> Instructions for the task:
Reproduce verbatim the lines below, from the line containing "number 9 [566,434,590,458]" up to and including the line containing "number 5: 5 [576,338,586,358]".

[Layout dataset entries]
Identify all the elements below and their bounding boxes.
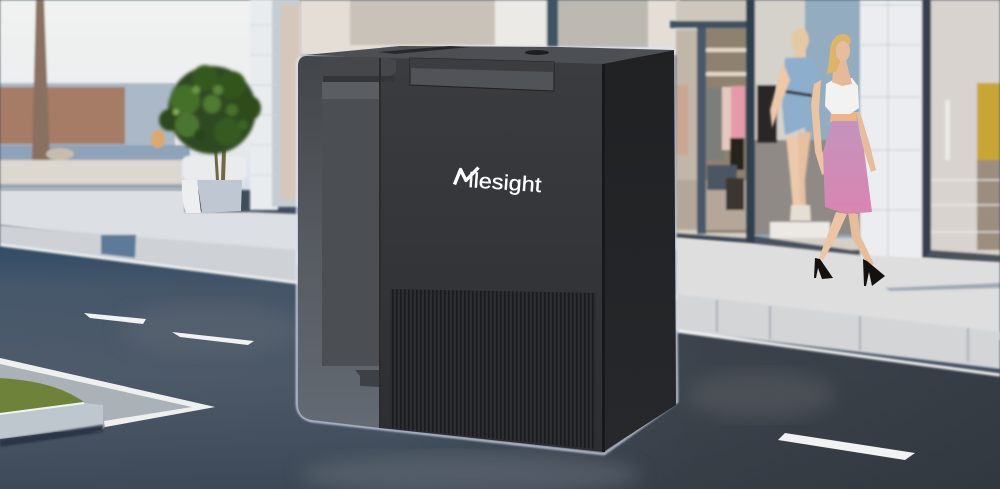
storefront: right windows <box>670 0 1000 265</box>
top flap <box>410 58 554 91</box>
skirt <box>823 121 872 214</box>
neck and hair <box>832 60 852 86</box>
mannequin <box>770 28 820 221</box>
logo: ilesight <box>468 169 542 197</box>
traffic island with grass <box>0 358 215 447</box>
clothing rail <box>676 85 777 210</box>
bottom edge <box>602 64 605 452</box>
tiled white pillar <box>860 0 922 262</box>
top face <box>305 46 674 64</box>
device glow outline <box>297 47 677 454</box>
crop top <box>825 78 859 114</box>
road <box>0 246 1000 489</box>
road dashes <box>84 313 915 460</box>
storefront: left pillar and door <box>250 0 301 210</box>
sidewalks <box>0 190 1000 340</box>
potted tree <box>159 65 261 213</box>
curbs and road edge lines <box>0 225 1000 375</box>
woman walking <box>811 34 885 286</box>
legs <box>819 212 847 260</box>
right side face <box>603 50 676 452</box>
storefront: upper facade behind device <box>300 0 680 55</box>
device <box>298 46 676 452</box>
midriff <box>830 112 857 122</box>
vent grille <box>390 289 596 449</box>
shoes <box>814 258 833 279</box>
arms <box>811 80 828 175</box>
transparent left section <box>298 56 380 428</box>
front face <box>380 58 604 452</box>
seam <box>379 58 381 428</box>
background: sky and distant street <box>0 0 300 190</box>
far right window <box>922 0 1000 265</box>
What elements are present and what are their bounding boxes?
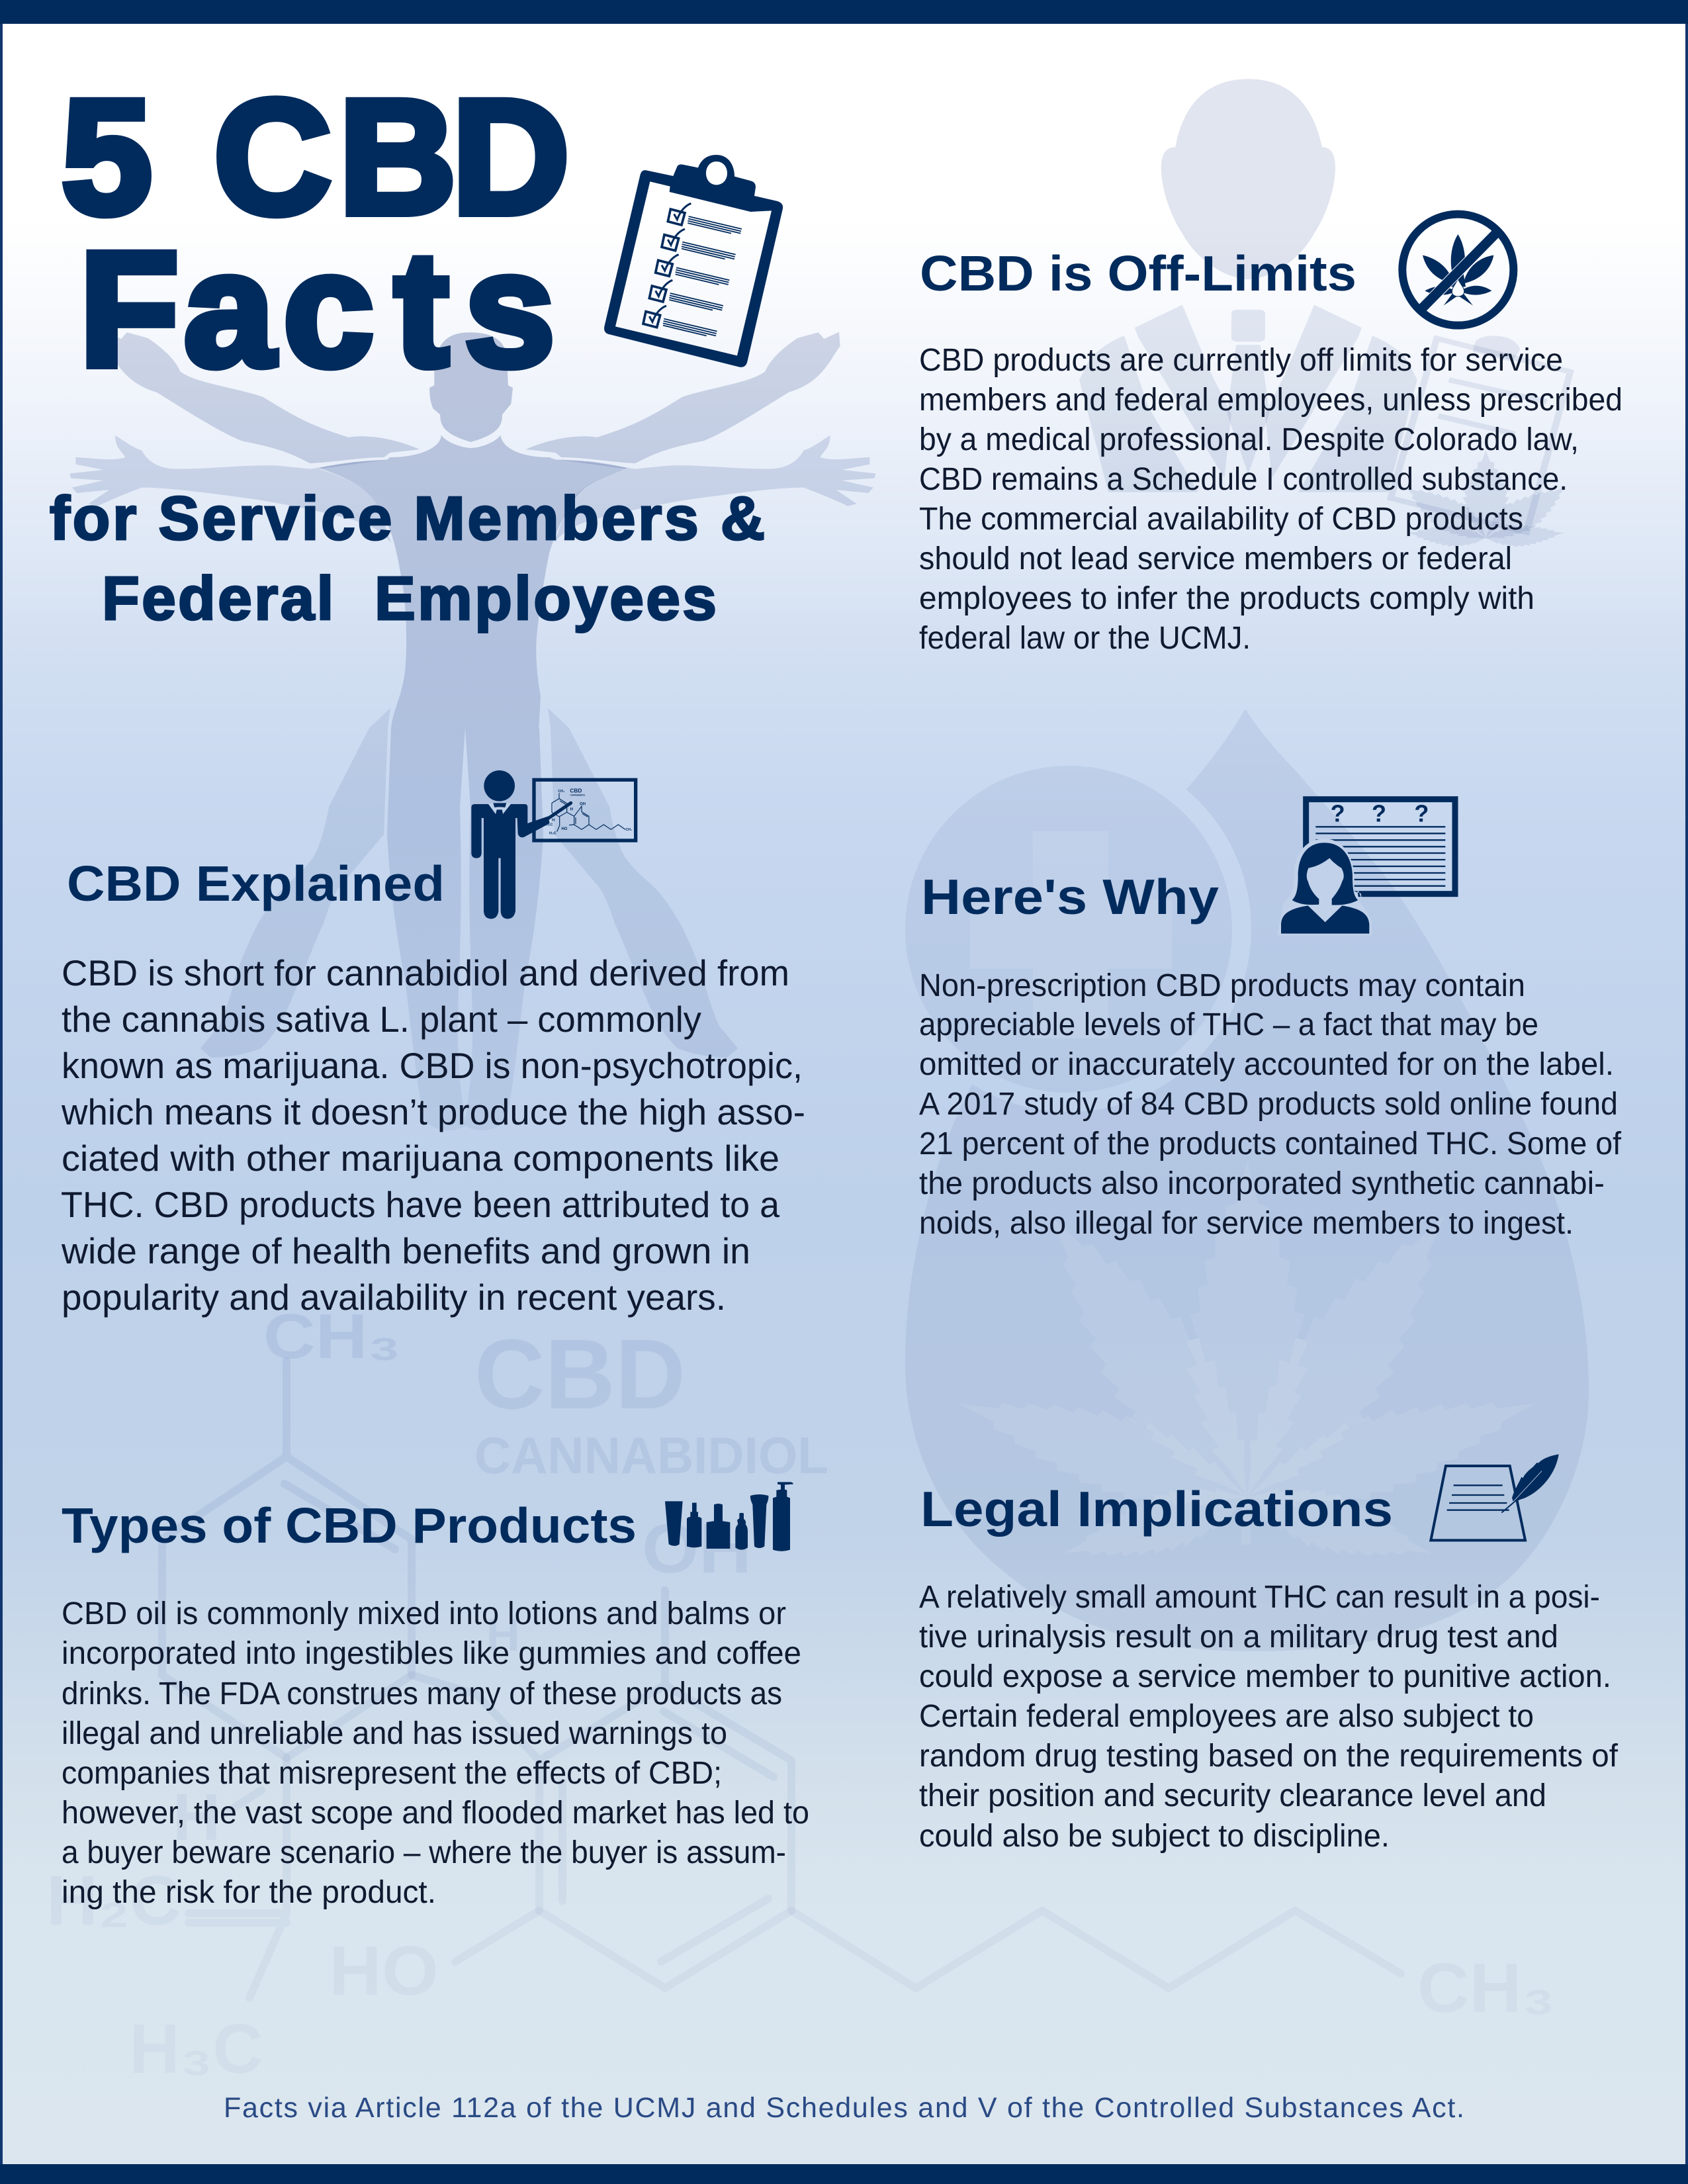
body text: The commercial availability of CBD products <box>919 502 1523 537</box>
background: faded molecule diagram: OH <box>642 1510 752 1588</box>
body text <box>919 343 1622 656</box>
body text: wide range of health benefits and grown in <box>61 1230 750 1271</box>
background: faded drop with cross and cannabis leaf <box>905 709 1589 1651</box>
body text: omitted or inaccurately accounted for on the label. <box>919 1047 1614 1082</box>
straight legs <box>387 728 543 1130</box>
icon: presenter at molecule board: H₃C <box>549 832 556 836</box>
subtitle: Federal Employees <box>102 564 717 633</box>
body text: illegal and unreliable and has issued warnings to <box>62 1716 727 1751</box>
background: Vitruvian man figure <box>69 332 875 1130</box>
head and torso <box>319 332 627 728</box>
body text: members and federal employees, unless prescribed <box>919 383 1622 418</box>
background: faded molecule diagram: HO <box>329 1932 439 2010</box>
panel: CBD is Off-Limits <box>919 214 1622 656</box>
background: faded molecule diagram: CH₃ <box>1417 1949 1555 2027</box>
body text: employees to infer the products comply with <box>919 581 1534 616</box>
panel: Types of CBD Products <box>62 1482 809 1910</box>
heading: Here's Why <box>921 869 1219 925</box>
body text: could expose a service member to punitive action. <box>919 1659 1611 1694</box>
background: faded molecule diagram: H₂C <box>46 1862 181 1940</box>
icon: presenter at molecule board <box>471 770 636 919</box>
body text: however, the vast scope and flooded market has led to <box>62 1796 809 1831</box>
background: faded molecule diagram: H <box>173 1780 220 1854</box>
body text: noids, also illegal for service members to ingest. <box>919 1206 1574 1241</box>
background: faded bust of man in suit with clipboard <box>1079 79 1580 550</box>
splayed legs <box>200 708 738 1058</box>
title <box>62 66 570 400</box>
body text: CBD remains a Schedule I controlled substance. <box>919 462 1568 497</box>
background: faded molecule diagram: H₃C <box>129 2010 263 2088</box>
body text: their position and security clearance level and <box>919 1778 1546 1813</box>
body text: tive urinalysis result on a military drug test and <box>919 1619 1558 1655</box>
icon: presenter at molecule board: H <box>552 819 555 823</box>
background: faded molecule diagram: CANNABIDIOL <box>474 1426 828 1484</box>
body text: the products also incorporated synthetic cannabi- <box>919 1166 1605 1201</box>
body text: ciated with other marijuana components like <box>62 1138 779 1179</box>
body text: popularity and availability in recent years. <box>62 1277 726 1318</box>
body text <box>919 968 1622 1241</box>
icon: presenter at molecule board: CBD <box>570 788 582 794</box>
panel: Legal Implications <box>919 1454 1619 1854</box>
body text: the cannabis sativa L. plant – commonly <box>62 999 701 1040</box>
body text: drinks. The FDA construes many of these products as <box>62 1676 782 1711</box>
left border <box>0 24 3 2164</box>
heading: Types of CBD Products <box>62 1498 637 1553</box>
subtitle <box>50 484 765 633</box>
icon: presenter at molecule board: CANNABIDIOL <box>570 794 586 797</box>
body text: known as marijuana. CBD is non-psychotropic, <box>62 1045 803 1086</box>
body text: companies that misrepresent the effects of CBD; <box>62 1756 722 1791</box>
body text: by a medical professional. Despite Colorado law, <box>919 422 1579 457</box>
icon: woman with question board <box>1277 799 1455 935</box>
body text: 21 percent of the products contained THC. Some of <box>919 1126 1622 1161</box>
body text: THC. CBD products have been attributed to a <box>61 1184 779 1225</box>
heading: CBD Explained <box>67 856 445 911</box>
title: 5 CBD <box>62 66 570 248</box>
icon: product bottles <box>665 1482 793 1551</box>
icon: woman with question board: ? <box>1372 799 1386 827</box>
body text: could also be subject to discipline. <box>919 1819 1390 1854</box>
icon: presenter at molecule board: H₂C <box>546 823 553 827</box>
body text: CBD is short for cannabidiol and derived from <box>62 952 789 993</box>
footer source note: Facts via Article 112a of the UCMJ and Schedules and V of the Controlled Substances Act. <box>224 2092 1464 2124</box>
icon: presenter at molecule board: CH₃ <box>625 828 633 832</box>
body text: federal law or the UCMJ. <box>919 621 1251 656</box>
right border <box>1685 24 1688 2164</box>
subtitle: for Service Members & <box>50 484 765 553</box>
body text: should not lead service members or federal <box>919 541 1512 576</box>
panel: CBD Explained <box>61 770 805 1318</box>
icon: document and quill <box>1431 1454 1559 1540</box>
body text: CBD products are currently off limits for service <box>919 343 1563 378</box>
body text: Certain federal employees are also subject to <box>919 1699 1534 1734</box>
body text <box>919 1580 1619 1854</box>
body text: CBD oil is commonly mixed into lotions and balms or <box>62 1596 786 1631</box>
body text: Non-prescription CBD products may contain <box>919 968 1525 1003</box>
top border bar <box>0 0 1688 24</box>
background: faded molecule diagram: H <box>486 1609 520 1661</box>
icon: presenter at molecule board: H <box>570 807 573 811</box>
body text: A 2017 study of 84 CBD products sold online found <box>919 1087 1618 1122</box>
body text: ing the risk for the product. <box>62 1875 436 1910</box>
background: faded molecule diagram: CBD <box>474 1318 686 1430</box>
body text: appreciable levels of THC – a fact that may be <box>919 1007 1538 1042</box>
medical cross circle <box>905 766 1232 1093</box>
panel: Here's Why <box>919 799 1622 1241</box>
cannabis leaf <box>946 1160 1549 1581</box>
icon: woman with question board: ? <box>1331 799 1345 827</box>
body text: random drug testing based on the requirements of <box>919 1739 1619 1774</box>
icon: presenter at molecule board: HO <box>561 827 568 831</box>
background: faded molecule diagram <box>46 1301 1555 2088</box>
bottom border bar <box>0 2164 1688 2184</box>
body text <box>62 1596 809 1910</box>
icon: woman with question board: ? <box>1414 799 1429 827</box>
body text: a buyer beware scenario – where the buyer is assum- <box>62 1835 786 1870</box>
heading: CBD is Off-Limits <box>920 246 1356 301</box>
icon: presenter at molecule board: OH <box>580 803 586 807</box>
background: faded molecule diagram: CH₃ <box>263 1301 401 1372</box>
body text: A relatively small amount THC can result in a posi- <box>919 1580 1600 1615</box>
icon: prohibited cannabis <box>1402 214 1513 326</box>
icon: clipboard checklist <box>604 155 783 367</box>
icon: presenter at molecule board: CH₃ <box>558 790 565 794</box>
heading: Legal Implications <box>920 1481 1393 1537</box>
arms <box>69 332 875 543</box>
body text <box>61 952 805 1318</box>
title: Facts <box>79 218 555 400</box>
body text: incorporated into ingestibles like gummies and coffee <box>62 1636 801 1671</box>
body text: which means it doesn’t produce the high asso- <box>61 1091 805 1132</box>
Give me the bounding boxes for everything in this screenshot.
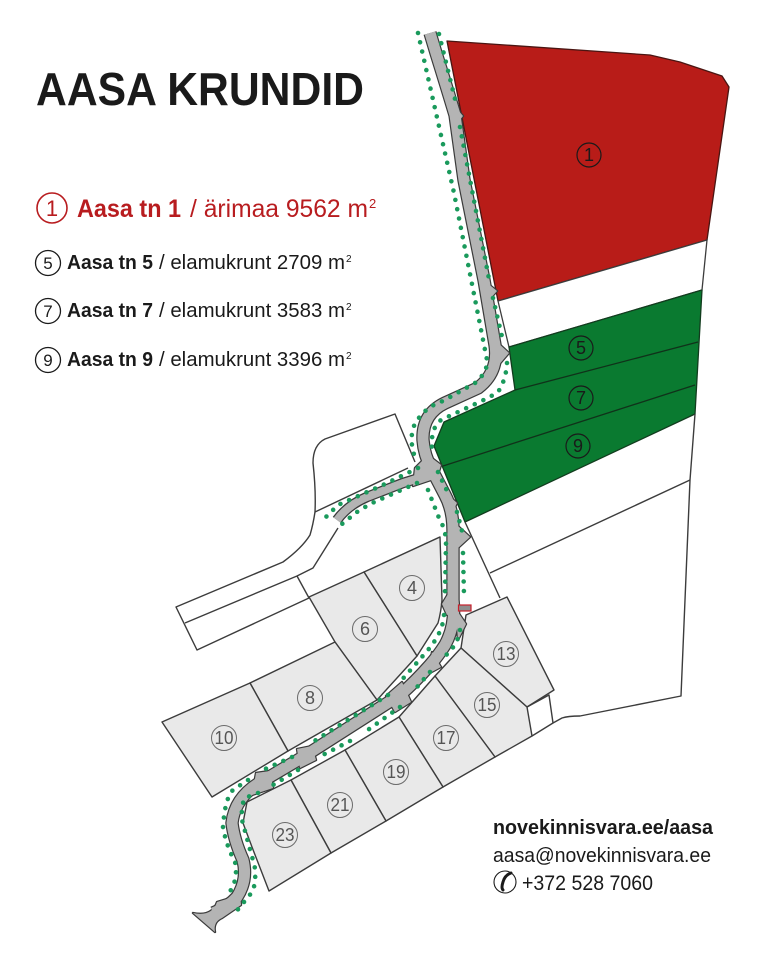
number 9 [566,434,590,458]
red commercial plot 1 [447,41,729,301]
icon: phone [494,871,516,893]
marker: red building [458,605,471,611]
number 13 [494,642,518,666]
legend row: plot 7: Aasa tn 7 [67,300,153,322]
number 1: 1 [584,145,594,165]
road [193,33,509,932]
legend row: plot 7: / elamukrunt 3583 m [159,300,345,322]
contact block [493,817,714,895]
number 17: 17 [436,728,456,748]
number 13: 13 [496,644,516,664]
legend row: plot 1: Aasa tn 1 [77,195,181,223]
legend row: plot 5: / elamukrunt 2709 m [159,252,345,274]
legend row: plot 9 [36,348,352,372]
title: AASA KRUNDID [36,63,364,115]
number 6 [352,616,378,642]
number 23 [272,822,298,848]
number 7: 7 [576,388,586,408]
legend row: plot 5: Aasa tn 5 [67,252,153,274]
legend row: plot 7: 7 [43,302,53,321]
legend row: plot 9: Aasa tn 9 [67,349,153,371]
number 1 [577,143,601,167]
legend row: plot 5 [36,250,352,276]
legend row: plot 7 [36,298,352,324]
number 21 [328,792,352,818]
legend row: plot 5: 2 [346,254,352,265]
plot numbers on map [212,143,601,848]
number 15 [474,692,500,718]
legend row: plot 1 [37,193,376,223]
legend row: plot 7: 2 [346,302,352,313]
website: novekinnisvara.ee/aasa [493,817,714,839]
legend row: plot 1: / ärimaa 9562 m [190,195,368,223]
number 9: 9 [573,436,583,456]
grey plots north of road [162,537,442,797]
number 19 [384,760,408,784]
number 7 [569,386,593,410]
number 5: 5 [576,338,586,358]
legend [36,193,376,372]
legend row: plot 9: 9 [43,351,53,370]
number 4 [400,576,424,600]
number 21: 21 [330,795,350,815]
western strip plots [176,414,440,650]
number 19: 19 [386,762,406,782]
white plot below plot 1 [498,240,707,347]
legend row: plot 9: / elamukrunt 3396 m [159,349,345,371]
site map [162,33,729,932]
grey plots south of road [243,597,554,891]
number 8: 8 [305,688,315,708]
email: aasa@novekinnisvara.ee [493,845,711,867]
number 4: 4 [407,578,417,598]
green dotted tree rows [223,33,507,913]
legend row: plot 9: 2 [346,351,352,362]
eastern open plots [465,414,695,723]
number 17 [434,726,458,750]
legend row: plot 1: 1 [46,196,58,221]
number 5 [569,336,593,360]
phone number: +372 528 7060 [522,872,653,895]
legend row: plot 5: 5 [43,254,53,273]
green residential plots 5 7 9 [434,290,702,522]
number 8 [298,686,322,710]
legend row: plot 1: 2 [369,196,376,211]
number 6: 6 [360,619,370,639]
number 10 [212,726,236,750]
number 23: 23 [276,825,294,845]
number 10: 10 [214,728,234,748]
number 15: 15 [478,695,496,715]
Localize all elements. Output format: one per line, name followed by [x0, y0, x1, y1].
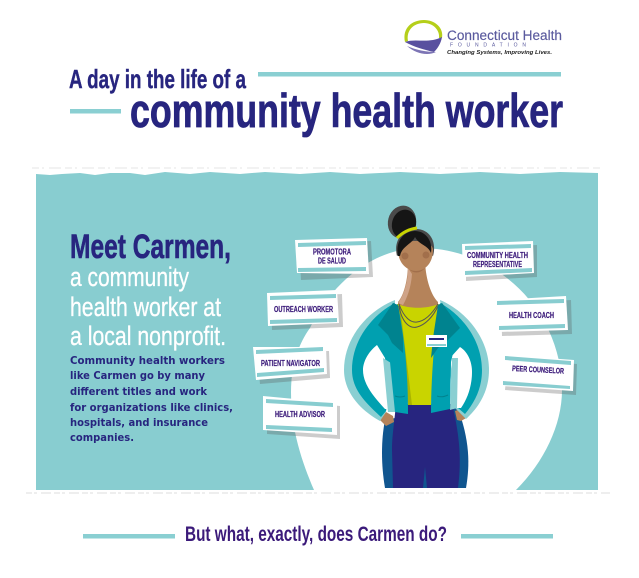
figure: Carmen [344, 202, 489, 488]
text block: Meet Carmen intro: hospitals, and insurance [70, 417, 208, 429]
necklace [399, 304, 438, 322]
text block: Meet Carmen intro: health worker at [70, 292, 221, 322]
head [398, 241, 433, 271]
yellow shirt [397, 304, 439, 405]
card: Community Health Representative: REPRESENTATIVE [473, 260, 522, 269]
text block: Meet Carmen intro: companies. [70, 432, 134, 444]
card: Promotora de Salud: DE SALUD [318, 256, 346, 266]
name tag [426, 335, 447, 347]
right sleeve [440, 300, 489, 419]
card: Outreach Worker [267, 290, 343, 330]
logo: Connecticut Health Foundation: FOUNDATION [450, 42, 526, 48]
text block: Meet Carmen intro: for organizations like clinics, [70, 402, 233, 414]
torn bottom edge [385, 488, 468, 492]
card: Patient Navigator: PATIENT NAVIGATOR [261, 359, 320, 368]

> Result below:
number 9 [566,434,590,458]
red commercial plot 1 [447,41,729,301]
icon: phone [494,871,516,893]
marker: red building [458,605,471,611]
number 13 [494,642,518,666]
legend row: plot 7: Aasa tn 7 [67,300,153,322]
number 1: 1 [584,145,594,165]
road [193,33,509,932]
legend row: plot 7: / elamukrunt 3583 m [159,300,345,322]
contact block [493,817,714,895]
number 17: 17 [436,728,456,748]
number 13: 13 [496,644,516,664]
legend row: plot 1: Aasa tn 1 [77,195,181,223]
legend row: plot 5: / elamukrunt 2709 m [159,252,345,274]
legend row: plot 9 [36,348,352,372]
title: AASA KRUNDID [36,63,364,115]
number 6 [352,616,378,642]
number 23 [272,822,298,848]
number 7: 7 [576,388,586,408]
legend row: plot 5: Aasa tn 5 [67,252,153,274]
legend row: plot 7: 7 [43,302,53,321]
legend row: plot 9: Aasa tn 9 [67,349,153,371]
number 1 [577,143,601,167]
legend row: plot 5 [36,250,352,276]
legend row: plot 7 [36,298,352,324]
number 21 [328,792,352,818]
legend row: plot 5: 2 [346,254,352,265]
plot numbers on map [212,143,601,848]
number 15 [474,692,500,718]
legend row: plot 1 [37,193,376,223]
legend row: plot 7: 2 [346,302,352,313]
website: novekinnisvara.ee/aasa [493,817,714,839]
legend row: plot 1: / ärimaa 9562 m [190,195,368,223]
number 9: 9 [573,436,583,456]
grey plots north of road [162,537,442,797]
number 19 [384,760,408,784]
number 7 [569,386,593,410]
number 5: 5 [576,338,586,358]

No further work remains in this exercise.